• **Record list**

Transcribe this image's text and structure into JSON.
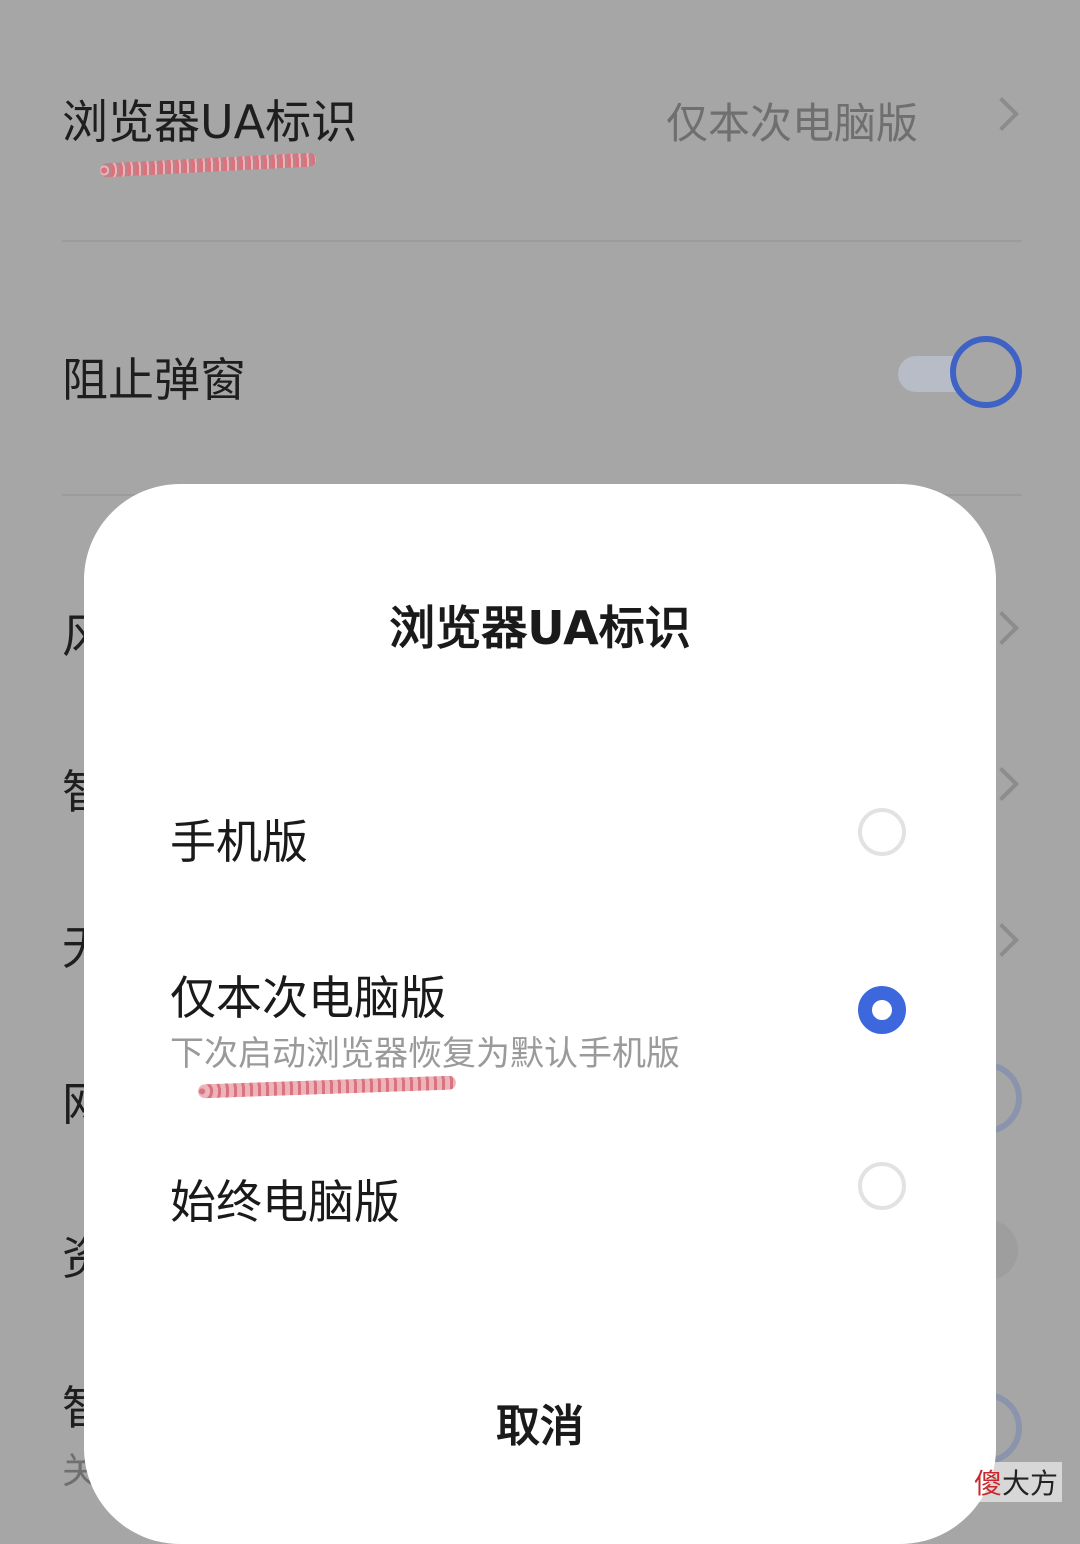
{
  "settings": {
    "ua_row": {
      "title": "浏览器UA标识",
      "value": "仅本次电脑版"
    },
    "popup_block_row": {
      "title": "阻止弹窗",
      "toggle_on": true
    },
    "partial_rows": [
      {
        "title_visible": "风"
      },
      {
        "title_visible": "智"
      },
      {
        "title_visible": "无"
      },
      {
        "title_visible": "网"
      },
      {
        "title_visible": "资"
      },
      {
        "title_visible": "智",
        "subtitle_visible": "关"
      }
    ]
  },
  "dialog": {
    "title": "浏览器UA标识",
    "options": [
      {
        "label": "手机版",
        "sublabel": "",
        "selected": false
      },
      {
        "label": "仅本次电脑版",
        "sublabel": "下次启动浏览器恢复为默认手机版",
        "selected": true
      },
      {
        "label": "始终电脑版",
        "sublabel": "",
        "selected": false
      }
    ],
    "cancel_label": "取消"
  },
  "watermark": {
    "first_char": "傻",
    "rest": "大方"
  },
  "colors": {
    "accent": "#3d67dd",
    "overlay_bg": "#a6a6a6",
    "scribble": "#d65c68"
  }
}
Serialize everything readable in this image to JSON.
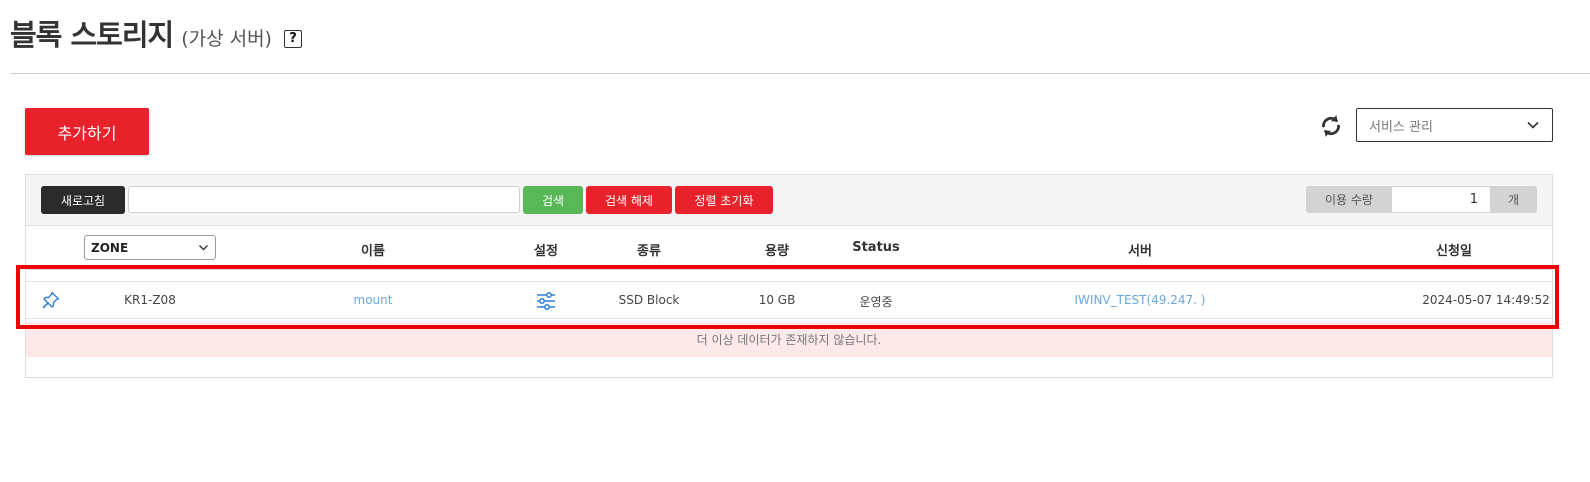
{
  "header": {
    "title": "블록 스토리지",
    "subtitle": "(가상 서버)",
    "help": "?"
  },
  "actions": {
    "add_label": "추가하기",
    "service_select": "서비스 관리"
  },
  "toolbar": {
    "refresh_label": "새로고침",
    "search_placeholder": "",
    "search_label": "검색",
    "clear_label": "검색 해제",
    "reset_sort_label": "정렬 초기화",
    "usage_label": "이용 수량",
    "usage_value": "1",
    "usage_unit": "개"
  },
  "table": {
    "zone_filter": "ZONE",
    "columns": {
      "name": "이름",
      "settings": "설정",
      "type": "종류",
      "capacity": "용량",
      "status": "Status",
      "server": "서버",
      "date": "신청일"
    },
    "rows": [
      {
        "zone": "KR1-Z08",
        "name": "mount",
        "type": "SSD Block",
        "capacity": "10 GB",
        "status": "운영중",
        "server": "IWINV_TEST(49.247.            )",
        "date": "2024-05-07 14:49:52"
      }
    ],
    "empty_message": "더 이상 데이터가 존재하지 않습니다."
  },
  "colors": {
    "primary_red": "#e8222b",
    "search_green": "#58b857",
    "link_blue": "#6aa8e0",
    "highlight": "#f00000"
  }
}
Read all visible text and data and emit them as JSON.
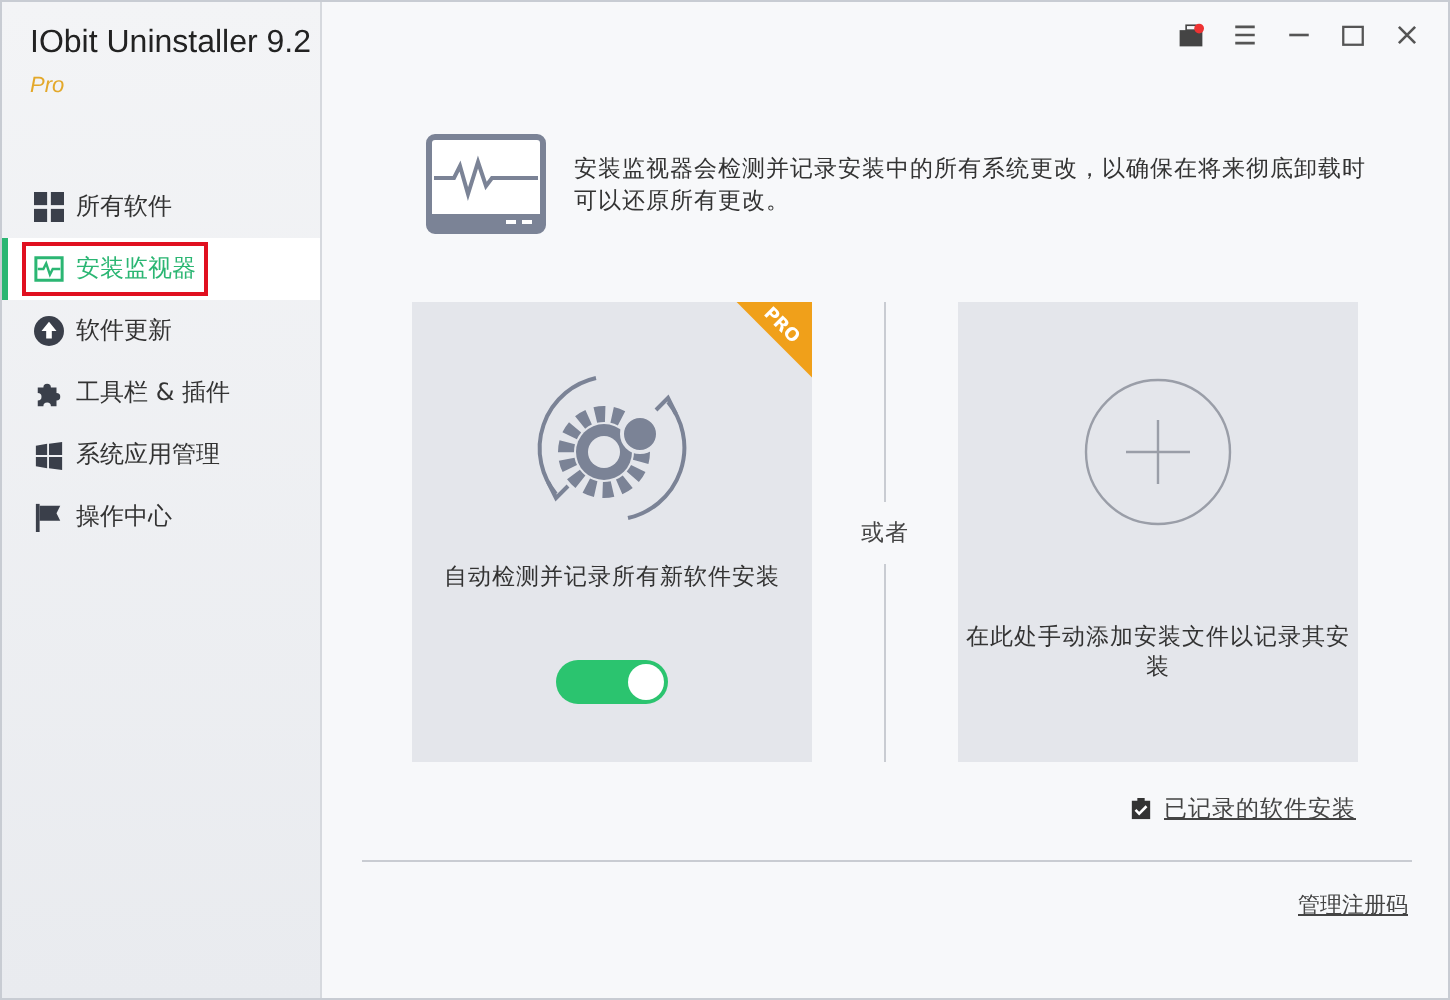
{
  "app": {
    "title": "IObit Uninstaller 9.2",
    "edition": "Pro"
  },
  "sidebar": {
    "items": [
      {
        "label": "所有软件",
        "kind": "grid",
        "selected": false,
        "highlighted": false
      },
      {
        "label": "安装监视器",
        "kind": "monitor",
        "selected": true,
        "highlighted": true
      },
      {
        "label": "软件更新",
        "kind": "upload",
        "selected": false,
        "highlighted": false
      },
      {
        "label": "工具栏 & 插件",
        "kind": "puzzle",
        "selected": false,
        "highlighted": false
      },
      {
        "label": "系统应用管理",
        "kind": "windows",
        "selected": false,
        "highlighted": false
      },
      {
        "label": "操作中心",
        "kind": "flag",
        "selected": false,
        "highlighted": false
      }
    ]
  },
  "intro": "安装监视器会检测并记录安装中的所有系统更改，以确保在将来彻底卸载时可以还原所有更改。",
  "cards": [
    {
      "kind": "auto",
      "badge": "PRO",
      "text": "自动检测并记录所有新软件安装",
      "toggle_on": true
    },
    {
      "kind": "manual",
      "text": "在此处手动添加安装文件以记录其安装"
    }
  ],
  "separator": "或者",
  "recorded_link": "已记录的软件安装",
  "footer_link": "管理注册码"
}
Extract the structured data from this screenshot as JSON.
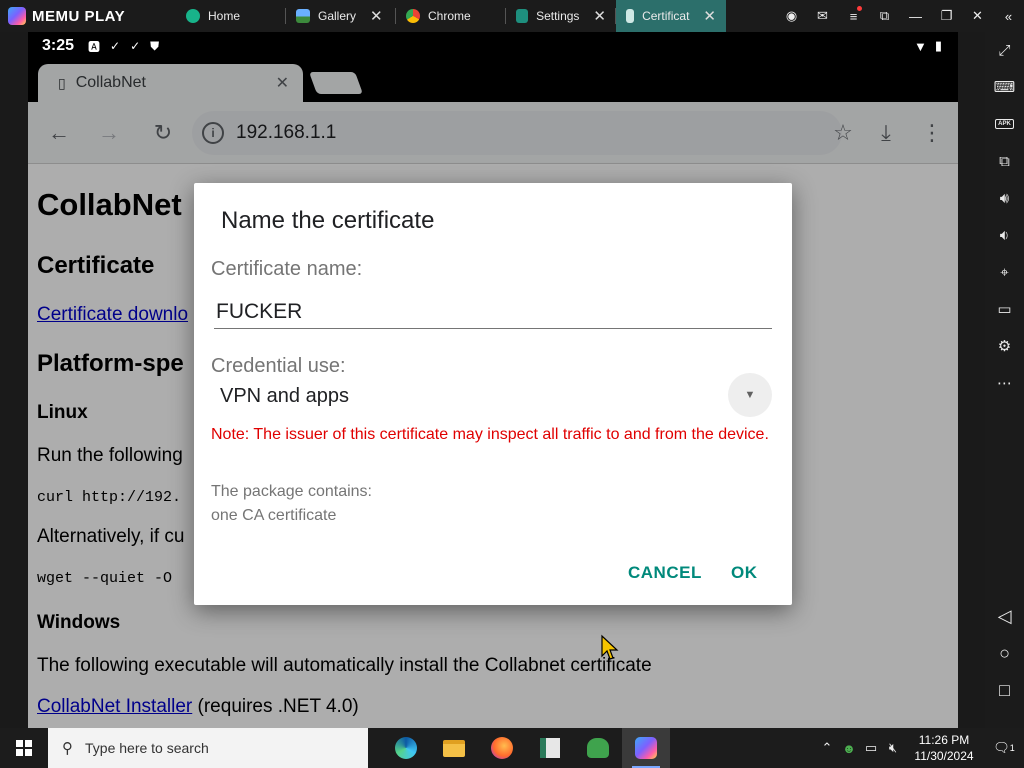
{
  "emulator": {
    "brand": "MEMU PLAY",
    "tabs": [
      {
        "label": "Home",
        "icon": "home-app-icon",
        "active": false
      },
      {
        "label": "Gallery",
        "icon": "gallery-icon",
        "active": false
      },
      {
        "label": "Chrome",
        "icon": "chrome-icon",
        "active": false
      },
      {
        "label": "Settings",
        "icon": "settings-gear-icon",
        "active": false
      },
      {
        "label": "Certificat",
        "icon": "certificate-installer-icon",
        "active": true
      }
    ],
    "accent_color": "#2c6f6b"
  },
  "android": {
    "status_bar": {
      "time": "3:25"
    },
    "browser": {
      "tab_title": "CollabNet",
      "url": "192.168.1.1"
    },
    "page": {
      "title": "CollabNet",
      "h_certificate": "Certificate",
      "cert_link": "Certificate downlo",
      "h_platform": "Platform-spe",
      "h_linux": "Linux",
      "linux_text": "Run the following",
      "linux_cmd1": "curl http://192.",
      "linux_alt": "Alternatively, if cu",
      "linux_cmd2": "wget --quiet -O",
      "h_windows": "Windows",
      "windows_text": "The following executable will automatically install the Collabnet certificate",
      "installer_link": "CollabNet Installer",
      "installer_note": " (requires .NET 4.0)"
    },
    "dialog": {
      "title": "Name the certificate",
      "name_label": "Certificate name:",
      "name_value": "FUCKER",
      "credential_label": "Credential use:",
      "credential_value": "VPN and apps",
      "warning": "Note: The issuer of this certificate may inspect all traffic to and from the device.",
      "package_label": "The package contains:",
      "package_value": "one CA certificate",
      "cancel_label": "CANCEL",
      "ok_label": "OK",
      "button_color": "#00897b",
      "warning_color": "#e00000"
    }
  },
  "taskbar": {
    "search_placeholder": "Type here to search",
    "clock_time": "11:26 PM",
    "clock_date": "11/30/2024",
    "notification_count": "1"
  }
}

• **Task prompt**
Give back each entry exactly as it appears, with no pictures.

• **Final answer**
Transcribe this image's text and structure into JSON.
{
  "settings": {
    "ua_row": {
      "title": "浏览器UA标识",
      "value": "仅本次电脑版"
    },
    "popup_block_row": {
      "title": "阻止弹窗",
      "toggle_on": true
    },
    "partial_rows": [
      {
        "title_visible": "风"
      },
      {
        "title_visible": "智"
      },
      {
        "title_visible": "无"
      },
      {
        "title_visible": "网"
      },
      {
        "title_visible": "资"
      },
      {
        "title_visible": "智",
        "subtitle_visible": "关"
      }
    ]
  },
  "dialog": {
    "title": "浏览器UA标识",
    "options": [
      {
        "label": "手机版",
        "sublabel": "",
        "selected": false
      },
      {
        "label": "仅本次电脑版",
        "sublabel": "下次启动浏览器恢复为默认手机版",
        "selected": true
      },
      {
        "label": "始终电脑版",
        "sublabel": "",
        "selected": false
      }
    ],
    "cancel_label": "取消"
  },
  "watermark": {
    "first_char": "傻",
    "rest": "大方"
  },
  "colors": {
    "accent": "#3d67dd",
    "overlay_bg": "#a6a6a6",
    "scribble": "#d65c68"
  }
}
Serialize everything readable in this image to JSON.
{
  "header": {
    "title": "블록 스토리지",
    "subtitle": "(가상 서버)",
    "help": "?"
  },
  "actions": {
    "add_label": "추가하기",
    "service_select": "서비스 관리"
  },
  "toolbar": {
    "refresh_label": "새로고침",
    "search_placeholder": "",
    "search_label": "검색",
    "clear_label": "검색 해제",
    "reset_sort_label": "정렬 초기화",
    "usage_label": "이용 수량",
    "usage_value": "1",
    "usage_unit": "개"
  },
  "table": {
    "zone_filter": "ZONE",
    "columns": {
      "name": "이름",
      "settings": "설정",
      "type": "종류",
      "capacity": "용량",
      "status": "Status",
      "server": "서버",
      "date": "신청일"
    },
    "rows": [
      {
        "zone": "KR1-Z08",
        "name": "mount",
        "type": "SSD Block",
        "capacity": "10 GB",
        "status": "운영중",
        "server": "IWINV_TEST(49.247.            )",
        "date": "2024-05-07 14:49:52"
      }
    ],
    "empty_message": "더 이상 데이터가 존재하지 않습니다."
  },
  "colors": {
    "primary_red": "#e8222b",
    "search_green": "#58b857",
    "link_blue": "#6aa8e0",
    "highlight": "#f00000"
  }
}
Read all visible text and data and emit them as JSON.
{
  "app": {
    "title": "IObit Uninstaller 9.2",
    "edition": "Pro"
  },
  "sidebar": {
    "items": [
      {
        "label": "所有软件",
        "kind": "grid",
        "selected": false,
        "highlighted": false
      },
      {
        "label": "安装监视器",
        "kind": "monitor",
        "selected": true,
        "highlighted": true
      },
      {
        "label": "软件更新",
        "kind": "upload",
        "selected": false,
        "highlighted": false
      },
      {
        "label": "工具栏 & 插件",
        "kind": "puzzle",
        "selected": false,
        "highlighted": false
      },
      {
        "label": "系统应用管理",
        "kind": "windows",
        "selected": false,
        "highlighted": false
      },
      {
        "label": "操作中心",
        "kind": "flag",
        "selected": false,
        "highlighted": false
      }
    ]
  },
  "intro": "安装监视器会检测并记录安装中的所有系统更改，以确保在将来彻底卸载时可以还原所有更改。",
  "cards": [
    {
      "kind": "auto",
      "badge": "PRO",
      "text": "自动检测并记录所有新软件安装",
      "toggle_on": true
    },
    {
      "kind": "manual",
      "text": "在此处手动添加安装文件以记录其安装"
    }
  ],
  "separator": "或者",
  "recorded_link": "已记录的软件安装",
  "footer_link": "管理注册码"
}
Extract the structured data from this screenshot as JSON.
{
  "emulator": {
    "brand": "MEMU PLAY",
    "tabs": [
      {
        "label": "Home",
        "icon": "home-app-icon",
        "active": false
      },
      {
        "label": "Gallery",
        "icon": "gallery-icon",
        "active": false
      },
      {
        "label": "Chrome",
        "icon": "chrome-icon",
        "active": false
      },
      {
        "label": "Settings",
        "icon": "settings-gear-icon",
        "active": false
      },
      {
        "label": "Certificat",
        "icon": "certificate-installer-icon",
        "active": true
      }
    ],
    "accent_color": "#2c6f6b"
  },
  "android": {
    "status_bar": {
      "time": "3:25"
    },
    "browser": {
      "tab_title": "CollabNet",
      "url": "192.168.1.1"
    },
    "page": {
      "title": "CollabNet",
      "h_certificate": "Certificate",
      "cert_link": "Certificate downlo",
      "h_platform": "Platform-spe",
      "h_linux": "Linux",
      "linux_text": "Run the following",
      "linux_cmd1": "curl http://192.",
      "linux_alt": "Alternatively, if cu",
      "linux_cmd2": "wget --quiet -O",
      "h_windows": "Windows",
      "windows_text": "The following executable will automatically install the Collabnet certificate",
      "installer_link": "CollabNet Installer",
      "installer_note": " (requires .NET 4.0)"
    },
    "dialog": {
      "title": "Name the certificate",
      "name_label": "Certificate name:",
      "name_value": "FUCKER",
      "credential_label": "Credential use:",
      "credential_value": "VPN and apps",
      "warning": "Note: The issuer of this certificate may inspect all traffic to and from the device.",
      "package_label": "The package contains:",
      "package_value": "one CA certificate",
      "cancel_label": "CANCEL",
      "ok_label": "OK",
      "button_color": "#00897b",
      "warning_color": "#e00000"
    }
  },
  "taskbar": {
    "search_placeholder": "Type here to search",
    "clock_time": "11:26 PM",
    "clock_date": "11/30/2024",
    "notification_count": "1"
  }
}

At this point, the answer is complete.